◆ REQUEST
Note each line that includes the word "rady". Copy those lines.

◆ PROVIDED RECORDS
· · · · · · ·
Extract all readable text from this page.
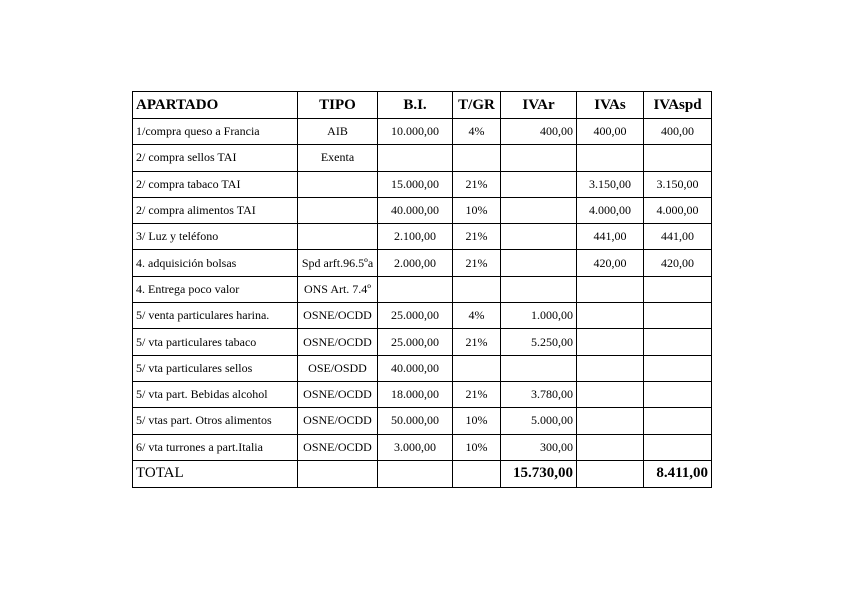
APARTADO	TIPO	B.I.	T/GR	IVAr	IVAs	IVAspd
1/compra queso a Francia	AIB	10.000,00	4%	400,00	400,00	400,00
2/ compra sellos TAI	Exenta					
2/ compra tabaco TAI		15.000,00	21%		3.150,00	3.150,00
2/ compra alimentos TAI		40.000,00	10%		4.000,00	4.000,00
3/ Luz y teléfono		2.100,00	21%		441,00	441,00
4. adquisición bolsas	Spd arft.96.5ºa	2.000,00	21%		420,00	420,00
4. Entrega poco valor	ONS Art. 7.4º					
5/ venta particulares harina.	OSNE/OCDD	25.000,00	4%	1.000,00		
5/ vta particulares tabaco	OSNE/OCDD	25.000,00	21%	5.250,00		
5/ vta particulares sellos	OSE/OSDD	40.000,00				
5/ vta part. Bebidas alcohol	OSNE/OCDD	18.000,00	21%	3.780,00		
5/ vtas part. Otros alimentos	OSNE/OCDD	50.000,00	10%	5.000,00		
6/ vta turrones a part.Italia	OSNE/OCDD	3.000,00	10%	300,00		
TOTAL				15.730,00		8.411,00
· · · · · · ·
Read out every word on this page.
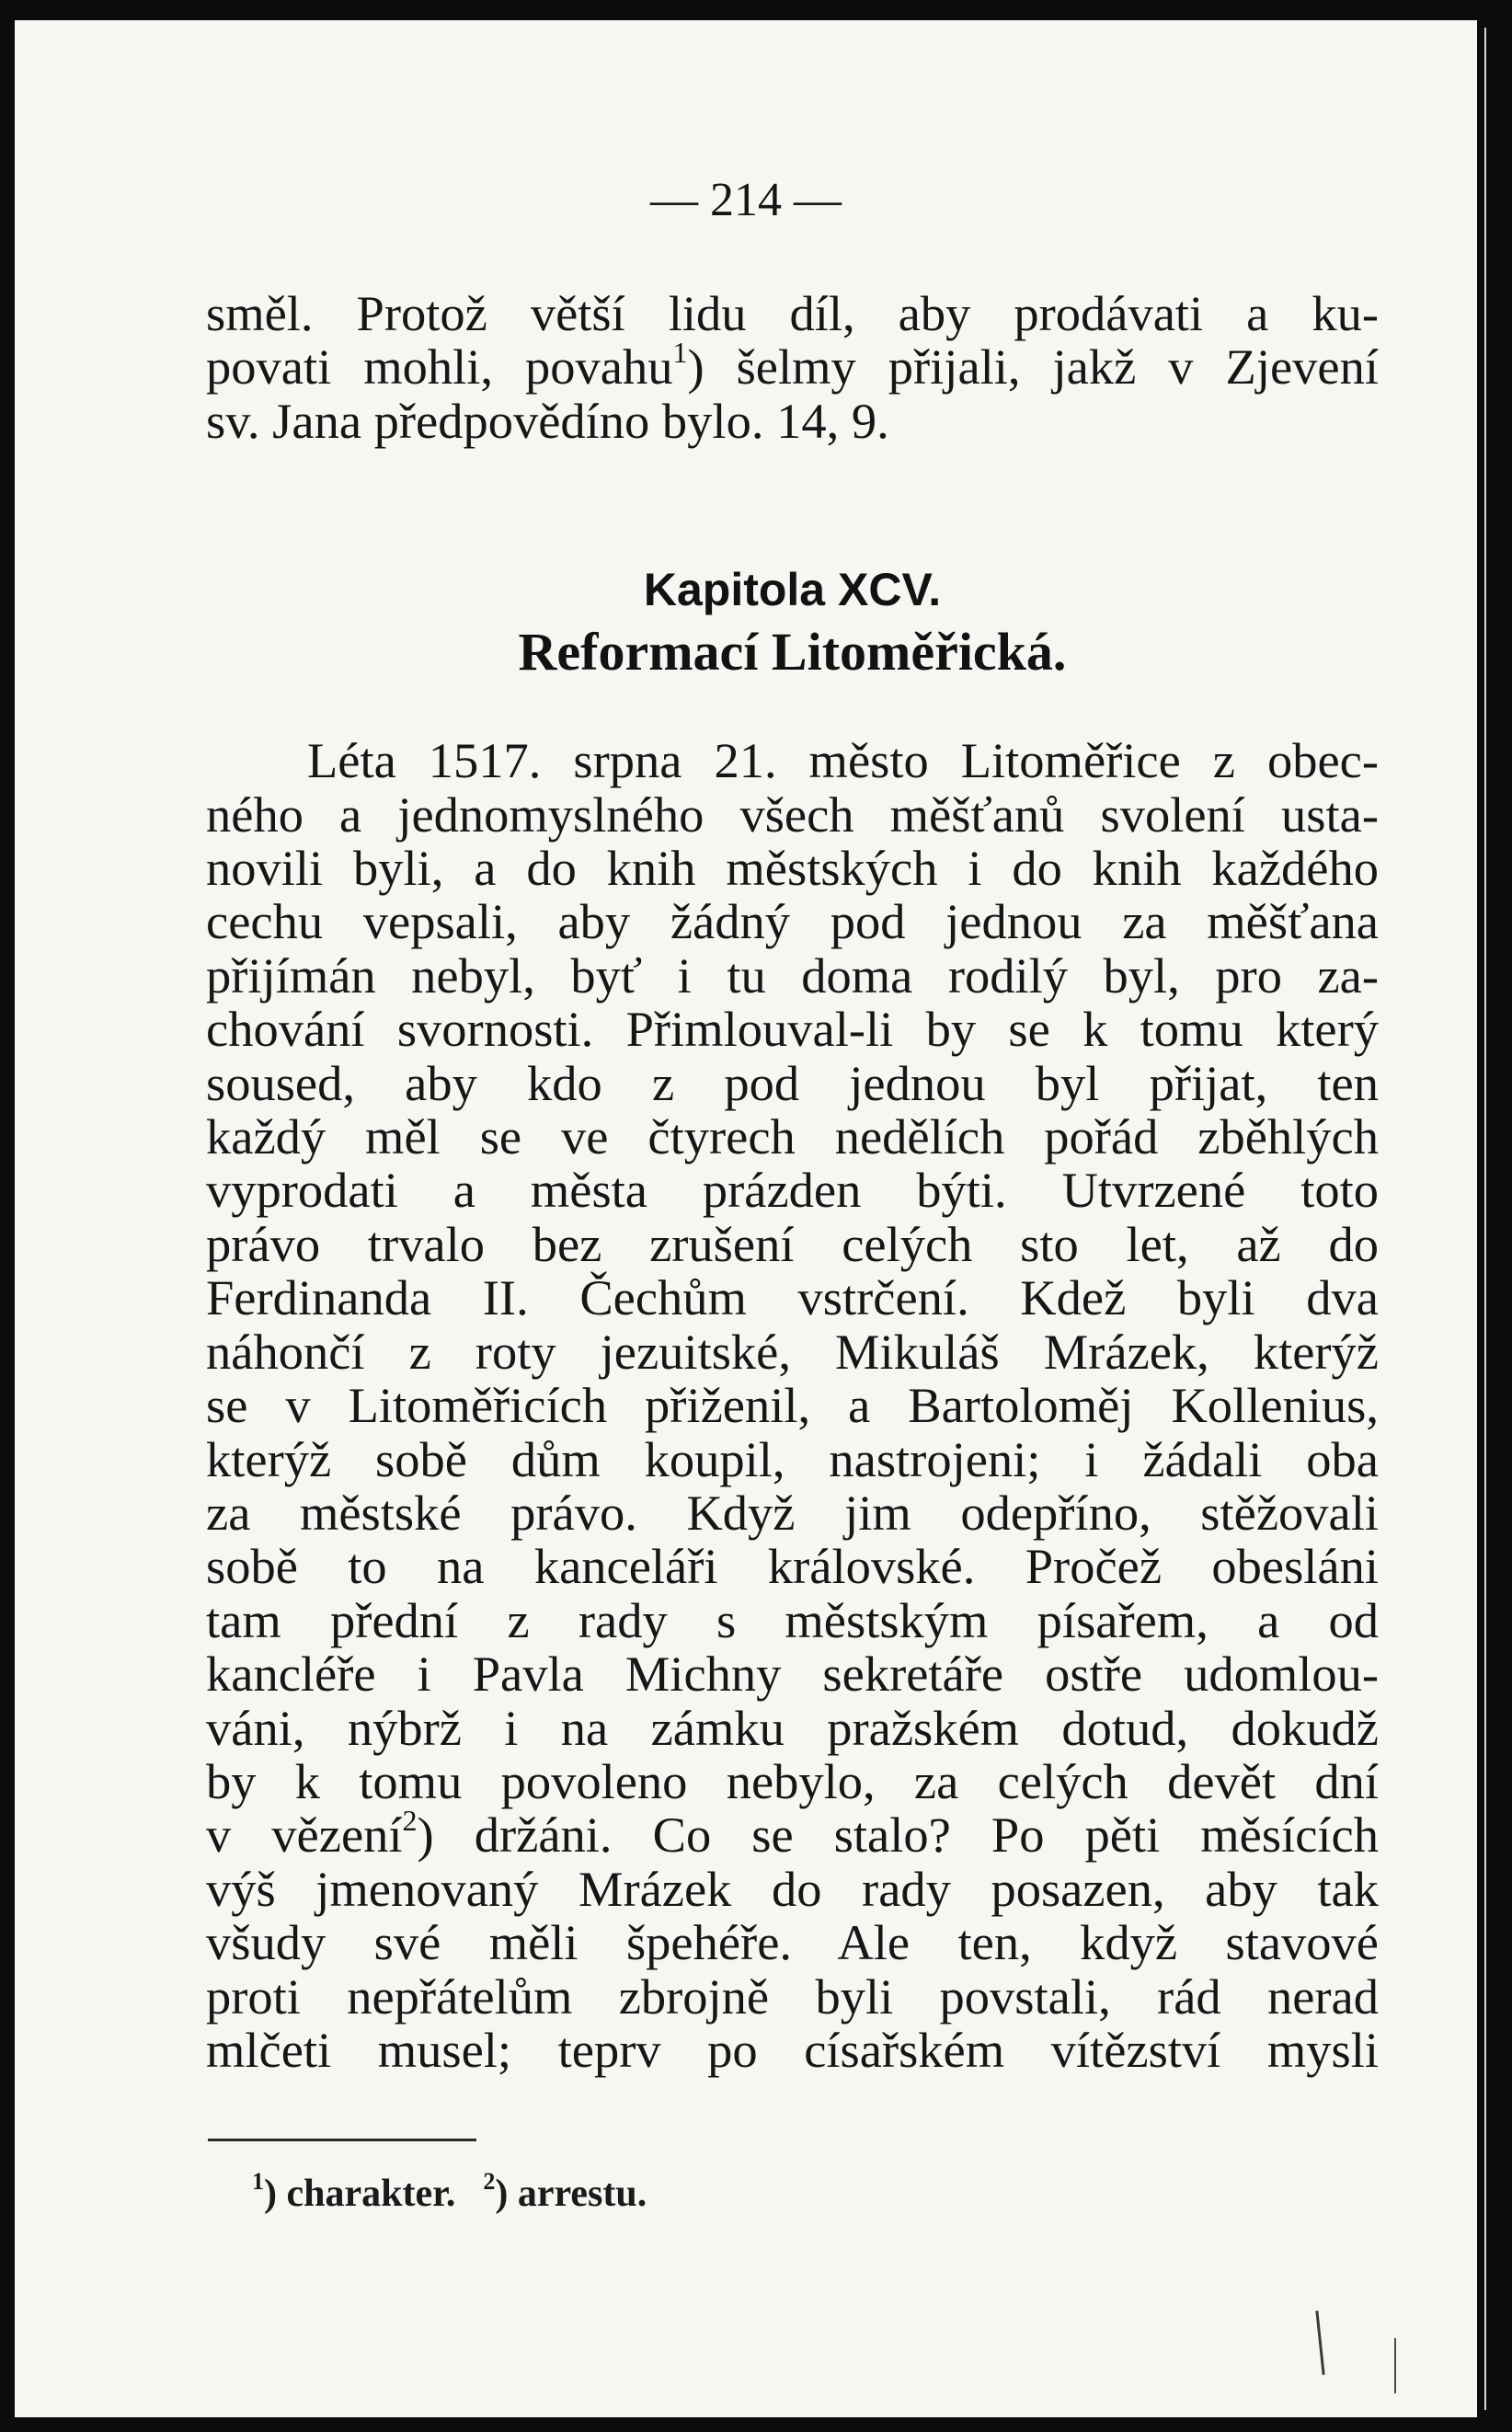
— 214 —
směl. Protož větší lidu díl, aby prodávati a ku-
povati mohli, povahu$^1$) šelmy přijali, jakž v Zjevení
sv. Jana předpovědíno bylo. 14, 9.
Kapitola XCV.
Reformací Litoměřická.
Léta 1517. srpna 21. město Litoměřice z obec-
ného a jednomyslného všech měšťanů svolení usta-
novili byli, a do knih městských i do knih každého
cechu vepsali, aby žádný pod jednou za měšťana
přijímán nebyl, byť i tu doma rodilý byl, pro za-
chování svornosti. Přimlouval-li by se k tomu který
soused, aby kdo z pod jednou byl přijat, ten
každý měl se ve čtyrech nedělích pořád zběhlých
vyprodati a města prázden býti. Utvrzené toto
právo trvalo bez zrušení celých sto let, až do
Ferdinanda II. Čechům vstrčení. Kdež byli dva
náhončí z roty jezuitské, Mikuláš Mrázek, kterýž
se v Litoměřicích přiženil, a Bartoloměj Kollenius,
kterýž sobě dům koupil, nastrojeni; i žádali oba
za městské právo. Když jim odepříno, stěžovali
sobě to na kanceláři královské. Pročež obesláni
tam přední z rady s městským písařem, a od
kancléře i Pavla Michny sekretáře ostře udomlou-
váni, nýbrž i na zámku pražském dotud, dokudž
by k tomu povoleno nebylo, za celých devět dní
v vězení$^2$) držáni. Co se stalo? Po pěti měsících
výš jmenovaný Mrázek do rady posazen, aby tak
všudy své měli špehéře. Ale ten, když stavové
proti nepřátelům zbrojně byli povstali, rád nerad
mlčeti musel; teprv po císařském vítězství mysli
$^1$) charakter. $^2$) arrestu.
· · · · · · ·
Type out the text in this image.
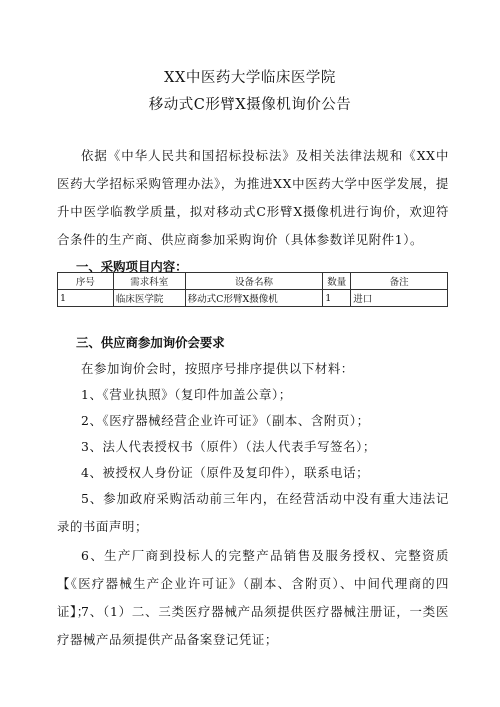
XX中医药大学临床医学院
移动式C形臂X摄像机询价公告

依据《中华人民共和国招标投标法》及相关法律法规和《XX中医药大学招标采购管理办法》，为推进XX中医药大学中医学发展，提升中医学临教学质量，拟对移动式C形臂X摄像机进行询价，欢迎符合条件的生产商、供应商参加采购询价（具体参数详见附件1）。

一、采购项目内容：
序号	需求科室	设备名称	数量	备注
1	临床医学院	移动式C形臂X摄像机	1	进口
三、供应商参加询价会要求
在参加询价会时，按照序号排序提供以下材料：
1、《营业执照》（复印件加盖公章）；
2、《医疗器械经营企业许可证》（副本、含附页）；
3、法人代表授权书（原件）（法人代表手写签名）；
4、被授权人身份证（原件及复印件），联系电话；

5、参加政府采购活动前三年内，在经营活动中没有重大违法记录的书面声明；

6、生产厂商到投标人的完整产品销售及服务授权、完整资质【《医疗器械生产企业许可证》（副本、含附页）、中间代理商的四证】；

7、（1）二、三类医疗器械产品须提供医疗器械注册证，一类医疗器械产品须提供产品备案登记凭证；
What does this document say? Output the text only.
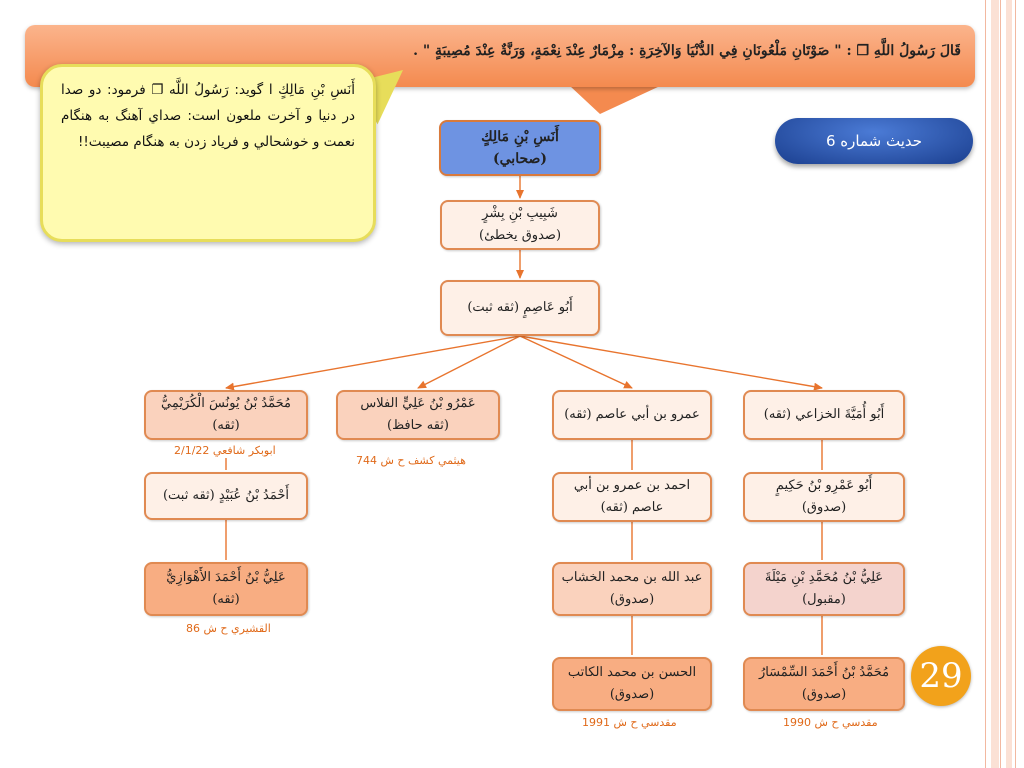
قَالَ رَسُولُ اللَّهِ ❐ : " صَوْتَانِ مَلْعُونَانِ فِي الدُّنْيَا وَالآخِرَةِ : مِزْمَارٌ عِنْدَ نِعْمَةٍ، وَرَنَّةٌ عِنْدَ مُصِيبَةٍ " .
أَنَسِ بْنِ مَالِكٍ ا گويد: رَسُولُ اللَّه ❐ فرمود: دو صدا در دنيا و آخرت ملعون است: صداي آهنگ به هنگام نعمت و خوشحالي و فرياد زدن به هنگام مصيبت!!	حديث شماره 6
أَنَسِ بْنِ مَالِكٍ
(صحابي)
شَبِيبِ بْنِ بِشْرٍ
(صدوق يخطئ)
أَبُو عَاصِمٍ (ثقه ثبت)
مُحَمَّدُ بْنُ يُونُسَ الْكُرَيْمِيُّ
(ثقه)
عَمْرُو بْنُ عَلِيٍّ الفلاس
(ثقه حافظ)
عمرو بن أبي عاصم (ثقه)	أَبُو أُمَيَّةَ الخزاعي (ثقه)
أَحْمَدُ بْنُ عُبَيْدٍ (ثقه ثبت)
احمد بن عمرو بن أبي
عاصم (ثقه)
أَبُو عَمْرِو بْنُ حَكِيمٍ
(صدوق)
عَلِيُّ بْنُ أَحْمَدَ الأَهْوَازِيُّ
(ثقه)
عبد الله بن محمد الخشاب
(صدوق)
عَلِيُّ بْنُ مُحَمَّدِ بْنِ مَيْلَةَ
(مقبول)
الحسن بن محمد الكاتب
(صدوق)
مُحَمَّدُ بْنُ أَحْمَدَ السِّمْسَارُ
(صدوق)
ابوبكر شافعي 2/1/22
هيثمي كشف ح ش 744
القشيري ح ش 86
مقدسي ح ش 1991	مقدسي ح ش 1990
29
· · · · · · ·
◆ CORRECT RESPONSE
tam přední z rady s městským písařem, a od
výš jmenovaný Mrázek do rady posazen, aby tak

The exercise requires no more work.